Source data
# # # # #

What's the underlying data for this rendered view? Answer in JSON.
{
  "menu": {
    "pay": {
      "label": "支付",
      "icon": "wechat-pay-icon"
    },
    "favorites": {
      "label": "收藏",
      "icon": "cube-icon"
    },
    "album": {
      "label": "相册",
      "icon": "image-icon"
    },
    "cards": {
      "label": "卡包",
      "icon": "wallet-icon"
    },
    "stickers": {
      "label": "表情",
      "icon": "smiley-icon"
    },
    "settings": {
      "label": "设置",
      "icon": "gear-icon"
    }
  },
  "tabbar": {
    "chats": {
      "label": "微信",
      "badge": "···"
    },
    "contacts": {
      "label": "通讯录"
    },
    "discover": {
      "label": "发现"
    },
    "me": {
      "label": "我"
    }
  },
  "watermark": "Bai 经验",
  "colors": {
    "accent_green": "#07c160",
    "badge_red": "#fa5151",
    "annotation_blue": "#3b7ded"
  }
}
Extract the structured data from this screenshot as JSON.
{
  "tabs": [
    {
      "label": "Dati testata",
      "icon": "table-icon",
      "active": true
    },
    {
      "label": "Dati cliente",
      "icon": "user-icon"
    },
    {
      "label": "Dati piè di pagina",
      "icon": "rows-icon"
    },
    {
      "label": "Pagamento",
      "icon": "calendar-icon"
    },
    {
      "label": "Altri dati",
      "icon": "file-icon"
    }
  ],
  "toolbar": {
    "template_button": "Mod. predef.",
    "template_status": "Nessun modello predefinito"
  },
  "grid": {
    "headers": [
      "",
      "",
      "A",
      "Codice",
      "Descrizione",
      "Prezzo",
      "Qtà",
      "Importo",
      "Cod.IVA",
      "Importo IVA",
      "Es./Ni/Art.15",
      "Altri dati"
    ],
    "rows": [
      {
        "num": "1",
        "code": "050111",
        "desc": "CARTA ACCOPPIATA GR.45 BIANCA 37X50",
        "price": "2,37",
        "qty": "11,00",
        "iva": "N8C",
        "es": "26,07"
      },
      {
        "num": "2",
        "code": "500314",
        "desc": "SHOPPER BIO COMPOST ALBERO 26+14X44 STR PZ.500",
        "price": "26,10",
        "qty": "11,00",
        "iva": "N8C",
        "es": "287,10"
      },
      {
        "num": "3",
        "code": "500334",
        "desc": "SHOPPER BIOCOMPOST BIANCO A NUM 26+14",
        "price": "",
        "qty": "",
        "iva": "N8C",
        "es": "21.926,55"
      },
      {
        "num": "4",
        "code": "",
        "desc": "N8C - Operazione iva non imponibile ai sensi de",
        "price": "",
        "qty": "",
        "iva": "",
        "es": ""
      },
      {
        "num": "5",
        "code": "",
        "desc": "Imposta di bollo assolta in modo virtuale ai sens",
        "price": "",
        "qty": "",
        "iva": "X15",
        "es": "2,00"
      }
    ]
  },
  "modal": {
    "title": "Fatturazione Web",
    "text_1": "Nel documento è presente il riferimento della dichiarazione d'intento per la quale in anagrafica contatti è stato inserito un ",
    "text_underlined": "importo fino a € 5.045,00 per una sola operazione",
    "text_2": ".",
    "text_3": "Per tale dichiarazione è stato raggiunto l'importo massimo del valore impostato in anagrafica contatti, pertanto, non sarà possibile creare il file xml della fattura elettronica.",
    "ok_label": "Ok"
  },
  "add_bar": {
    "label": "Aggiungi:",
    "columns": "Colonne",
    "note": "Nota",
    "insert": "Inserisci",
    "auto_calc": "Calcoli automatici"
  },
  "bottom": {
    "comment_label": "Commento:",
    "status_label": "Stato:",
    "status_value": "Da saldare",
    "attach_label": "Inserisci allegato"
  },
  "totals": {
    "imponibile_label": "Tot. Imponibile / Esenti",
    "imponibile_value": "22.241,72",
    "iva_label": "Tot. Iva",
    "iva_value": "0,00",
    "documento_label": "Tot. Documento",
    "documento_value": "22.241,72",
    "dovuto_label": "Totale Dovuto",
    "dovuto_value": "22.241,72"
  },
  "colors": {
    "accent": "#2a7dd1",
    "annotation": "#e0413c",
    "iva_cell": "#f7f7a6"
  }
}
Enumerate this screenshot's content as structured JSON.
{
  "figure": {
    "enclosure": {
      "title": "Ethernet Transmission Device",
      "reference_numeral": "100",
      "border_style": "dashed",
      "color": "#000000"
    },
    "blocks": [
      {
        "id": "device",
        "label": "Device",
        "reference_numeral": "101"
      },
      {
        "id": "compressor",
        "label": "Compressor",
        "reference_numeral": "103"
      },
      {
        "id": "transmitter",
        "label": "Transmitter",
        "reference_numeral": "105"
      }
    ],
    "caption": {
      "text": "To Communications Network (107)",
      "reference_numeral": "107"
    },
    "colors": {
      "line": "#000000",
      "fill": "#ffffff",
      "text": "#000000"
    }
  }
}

# # # # #

Exercise objective
Which lines in the records above contain the string "icon"? Copy each one.

The response
      "icon": "wechat-pay-icon"
      "icon": "cube-icon"
      "icon": "image-icon"
      "icon": "wallet-icon"
      "icon": "smiley-icon"
      "icon": "gear-icon"
      "icon": "table-icon",
      "icon": "user-icon"
      "icon": "rows-icon"
      "icon": "calendar-icon"
      "icon": "file-icon"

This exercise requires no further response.